-- start of MATERIALS PROVIDED --

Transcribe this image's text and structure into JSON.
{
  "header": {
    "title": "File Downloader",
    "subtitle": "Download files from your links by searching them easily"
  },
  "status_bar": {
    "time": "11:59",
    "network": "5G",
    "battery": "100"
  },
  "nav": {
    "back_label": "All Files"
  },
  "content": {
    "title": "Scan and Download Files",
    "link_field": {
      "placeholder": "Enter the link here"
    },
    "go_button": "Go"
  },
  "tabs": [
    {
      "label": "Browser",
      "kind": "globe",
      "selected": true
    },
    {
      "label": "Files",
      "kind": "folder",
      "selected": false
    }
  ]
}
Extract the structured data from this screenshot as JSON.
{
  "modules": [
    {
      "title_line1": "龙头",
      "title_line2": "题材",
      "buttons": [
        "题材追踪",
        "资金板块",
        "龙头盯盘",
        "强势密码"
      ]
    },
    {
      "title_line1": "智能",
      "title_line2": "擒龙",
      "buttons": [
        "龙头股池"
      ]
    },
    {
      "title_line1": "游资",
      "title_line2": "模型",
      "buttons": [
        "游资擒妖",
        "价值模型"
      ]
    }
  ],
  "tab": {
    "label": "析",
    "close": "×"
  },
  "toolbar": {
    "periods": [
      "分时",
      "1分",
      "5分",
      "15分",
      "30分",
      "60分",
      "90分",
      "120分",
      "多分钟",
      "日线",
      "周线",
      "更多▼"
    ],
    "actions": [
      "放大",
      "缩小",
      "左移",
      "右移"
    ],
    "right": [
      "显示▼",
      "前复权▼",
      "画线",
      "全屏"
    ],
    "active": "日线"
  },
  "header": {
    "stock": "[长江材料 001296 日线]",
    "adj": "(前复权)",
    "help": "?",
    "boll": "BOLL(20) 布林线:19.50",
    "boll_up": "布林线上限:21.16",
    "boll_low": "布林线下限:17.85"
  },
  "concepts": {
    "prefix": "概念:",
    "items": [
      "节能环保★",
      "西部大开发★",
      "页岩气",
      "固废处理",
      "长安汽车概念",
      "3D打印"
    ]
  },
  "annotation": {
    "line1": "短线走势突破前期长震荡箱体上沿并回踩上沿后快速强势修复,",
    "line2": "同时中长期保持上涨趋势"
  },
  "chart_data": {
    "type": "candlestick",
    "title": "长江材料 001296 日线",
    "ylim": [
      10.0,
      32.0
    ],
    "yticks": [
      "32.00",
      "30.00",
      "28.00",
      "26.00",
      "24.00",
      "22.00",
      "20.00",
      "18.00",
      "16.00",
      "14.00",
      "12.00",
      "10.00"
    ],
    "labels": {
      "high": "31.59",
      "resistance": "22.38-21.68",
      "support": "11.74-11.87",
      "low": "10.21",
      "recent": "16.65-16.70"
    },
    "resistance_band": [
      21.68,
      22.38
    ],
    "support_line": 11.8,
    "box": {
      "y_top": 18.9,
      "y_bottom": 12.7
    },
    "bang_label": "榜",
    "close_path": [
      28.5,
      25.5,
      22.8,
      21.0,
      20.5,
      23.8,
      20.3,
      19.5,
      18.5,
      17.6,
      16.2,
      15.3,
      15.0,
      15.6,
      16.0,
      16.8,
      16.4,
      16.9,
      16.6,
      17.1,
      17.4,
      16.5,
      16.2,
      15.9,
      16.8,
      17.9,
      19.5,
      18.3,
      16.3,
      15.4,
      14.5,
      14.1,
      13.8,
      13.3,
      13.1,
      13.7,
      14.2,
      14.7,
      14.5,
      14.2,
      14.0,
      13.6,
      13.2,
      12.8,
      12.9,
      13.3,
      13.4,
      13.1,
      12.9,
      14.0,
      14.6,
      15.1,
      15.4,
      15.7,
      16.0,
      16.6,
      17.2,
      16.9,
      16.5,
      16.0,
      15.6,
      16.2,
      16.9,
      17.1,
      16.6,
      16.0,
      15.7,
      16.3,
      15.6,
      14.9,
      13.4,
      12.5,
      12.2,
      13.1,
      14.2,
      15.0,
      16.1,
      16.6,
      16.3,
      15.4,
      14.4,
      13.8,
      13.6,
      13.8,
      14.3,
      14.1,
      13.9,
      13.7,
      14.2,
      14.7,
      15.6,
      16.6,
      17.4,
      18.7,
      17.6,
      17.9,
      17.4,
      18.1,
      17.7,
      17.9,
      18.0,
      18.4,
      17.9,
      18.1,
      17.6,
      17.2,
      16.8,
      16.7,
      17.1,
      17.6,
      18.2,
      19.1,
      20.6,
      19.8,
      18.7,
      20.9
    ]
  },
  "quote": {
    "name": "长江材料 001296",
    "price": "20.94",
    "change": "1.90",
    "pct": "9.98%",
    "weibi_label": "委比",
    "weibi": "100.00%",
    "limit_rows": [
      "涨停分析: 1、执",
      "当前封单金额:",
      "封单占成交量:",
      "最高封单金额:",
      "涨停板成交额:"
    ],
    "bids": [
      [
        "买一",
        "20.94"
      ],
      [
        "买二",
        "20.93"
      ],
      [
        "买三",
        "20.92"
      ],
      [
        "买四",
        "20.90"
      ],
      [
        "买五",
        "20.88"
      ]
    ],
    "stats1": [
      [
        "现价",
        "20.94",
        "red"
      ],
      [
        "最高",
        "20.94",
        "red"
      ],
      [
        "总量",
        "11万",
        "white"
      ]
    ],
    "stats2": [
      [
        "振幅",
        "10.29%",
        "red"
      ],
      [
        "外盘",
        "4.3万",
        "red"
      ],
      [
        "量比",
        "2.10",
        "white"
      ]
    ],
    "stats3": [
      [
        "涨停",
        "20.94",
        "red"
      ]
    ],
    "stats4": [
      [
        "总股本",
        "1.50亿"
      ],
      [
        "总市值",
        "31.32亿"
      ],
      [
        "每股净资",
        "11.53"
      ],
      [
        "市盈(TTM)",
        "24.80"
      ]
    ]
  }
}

-- end of MATERIALS PROVIDED --

TASK TO CARRY OUT
Return the whole listing exactly.

WORKED ANSWER
Transcribe this image's text and structure into JSON.
{
  "header": {
    "title": "File Downloader",
    "subtitle": "Download files from your links by searching them easily"
  },
  "status_bar": {
    "time": "11:59",
    "network": "5G",
    "battery": "100"
  },
  "nav": {
    "back_label": "All Files"
  },
  "content": {
    "title": "Scan and Download Files",
    "link_field": {
      "placeholder": "Enter the link here"
    },
    "go_button": "Go"
  },
  "tabs": [
    {
      "label": "Browser",
      "kind": "globe",
      "selected": true
    },
    {
      "label": "Files",
      "kind": "folder",
      "selected": false
    }
  ]
}
Extract the structured data from this screenshot as JSON.
{
  "modules": [
    {
      "title_line1": "龙头",
      "title_line2": "题材",
      "buttons": [
        "题材追踪",
        "资金板块",
        "龙头盯盘",
        "强势密码"
      ]
    },
    {
      "title_line1": "智能",
      "title_line2": "擒龙",
      "buttons": [
        "龙头股池"
      ]
    },
    {
      "title_line1": "游资",
      "title_line2": "模型",
      "buttons": [
        "游资擒妖",
        "价值模型"
      ]
    }
  ],
  "tab": {
    "label": "析",
    "close": "×"
  },
  "toolbar": {
    "periods": [
      "分时",
      "1分",
      "5分",
      "15分",
      "30分",
      "60分",
      "90分",
      "120分",
      "多分钟",
      "日线",
      "周线",
      "更多▼"
    ],
    "actions": [
      "放大",
      "缩小",
      "左移",
      "右移"
    ],
    "right": [
      "显示▼",
      "前复权▼",
      "画线",
      "全屏"
    ],
    "active": "日线"
  },
  "header": {
    "stock": "[长江材料 001296 日线]",
    "adj": "(前复权)",
    "help": "?",
    "boll": "BOLL(20) 布林线:19.50",
    "boll_up": "布林线上限:21.16",
    "boll_low": "布林线下限:17.85"
  },
  "concepts": {
    "prefix": "概念:",
    "items": [
      "节能环保★",
      "西部大开发★",
      "页岩气",
      "固废处理",
      "长安汽车概念",
      "3D打印"
    ]
  },
  "annotation": {
    "line1": "短线走势突破前期长震荡箱体上沿并回踩上沿后快速强势修复,",
    "line2": "同时中长期保持上涨趋势"
  },
  "chart_data": {
    "type": "candlestick",
    "title": "长江材料 001296 日线",
    "ylim": [
      10.0,
      32.0
    ],
    "yticks": [
      "32.00",
      "30.00",
      "28.00",
      "26.00",
      "24.00",
      "22.00",
      "20.00",
      "18.00",
      "16.00",
      "14.00",
      "12.00",
      "10.00"
    ],
    "labels": {
      "high": "31.59",
      "resistance": "22.38-21.68",
      "support": "11.74-11.87",
      "low": "10.21",
      "recent": "16.65-16.70"
    },
    "resistance_band": [
      21.68,
      22.38
    ],
    "support_line": 11.8,
    "box": {
      "y_top": 18.9,
      "y_bottom": 12.7
    },
    "bang_label": "榜",
    "close_path": [
      28.5,
      25.5,
      22.8,
      21.0,
      20.5,
      23.8,
      20.3,
      19.5,
      18.5,
      17.6,
      16.2,
      15.3,
      15.0,
      15.6,
      16.0,
      16.8,
      16.4,
      16.9,
      16.6,
      17.1,
      17.4,
      16.5,
      16.2,
      15.9,
      16.8,
      17.9,
      19.5,
      18.3,
      16.3,
      15.4,
      14.5,
      14.1,
      13.8,
      13.3,
      13.1,
      13.7,
      14.2,
      14.7,
      14.5,
      14.2,
      14.0,
      13.6,
      13.2,
      12.8,
      12.9,
      13.3,
      13.4,
      13.1,
      12.9,
      14.0,
      14.6,
      15.1,
      15.4,
      15.7,
      16.0,
      16.6,
      17.2,
      16.9,
      16.5,
      16.0,
      15.6,
      16.2,
      16.9,
      17.1,
      16.6,
      16.0,
      15.7,
      16.3,
      15.6,
      14.9,
      13.4,
      12.5,
      12.2,
      13.1,
      14.2,
      15.0,
      16.1,
      16.6,
      16.3,
      15.4,
      14.4,
      13.8,
      13.6,
      13.8,
      14.3,
      14.1,
      13.9,
      13.7,
      14.2,
      14.7,
      15.6,
      16.6,
      17.4,
      18.7,
      17.6,
      17.9,
      17.4,
      18.1,
      17.7,
      17.9,
      18.0,
      18.4,
      17.9,
      18.1,
      17.6,
      17.2,
      16.8,
      16.7,
      17.1,
      17.6,
      18.2,
      19.1,
      20.6,
      19.8,
      18.7,
      20.9
    ]
  },
  "quote": {
    "name": "长江材料 001296",
    "price": "20.94",
    "change": "1.90",
    "pct": "9.98%",
    "weibi_label": "委比",
    "weibi": "100.00%",
    "limit_rows": [
      "涨停分析: 1、执",
      "当前封单金额:",
      "封单占成交量:",
      "最高封单金额:",
      "涨停板成交额:"
    ],
    "bids": [
      [
        "买一",
        "20.94"
      ],
      [
        "买二",
        "20.93"
      ],
      [
        "买三",
        "20.92"
      ],
      [
        "买四",
        "20.90"
      ],
      [
        "买五",
        "20.88"
      ]
    ],
    "stats1": [
      [
        "现价",
        "20.94",
        "red"
      ],
      [
        "最高",
        "20.94",
        "red"
      ],
      [
        "总量",
        "11万",
        "white"
      ]
    ],
    "stats2": [
      [
        "振幅",
        "10.29%",
        "red"
      ],
      [
        "外盘",
        "4.3万",
        "red"
      ],
      [
        "量比",
        "2.10",
        "white"
      ]
    ],
    "stats3": [
      [
        "涨停",
        "20.94",
        "red"
      ]
    ],
    "stats4": [
      [
        "总股本",
        "1.50亿"
      ],
      [
        "总市值",
        "31.32亿"
      ],
      [
        "每股净资",
        "11.53"
      ],
      [
        "市盈(TTM)",
        "24.80"
      ]
    ]
  }
}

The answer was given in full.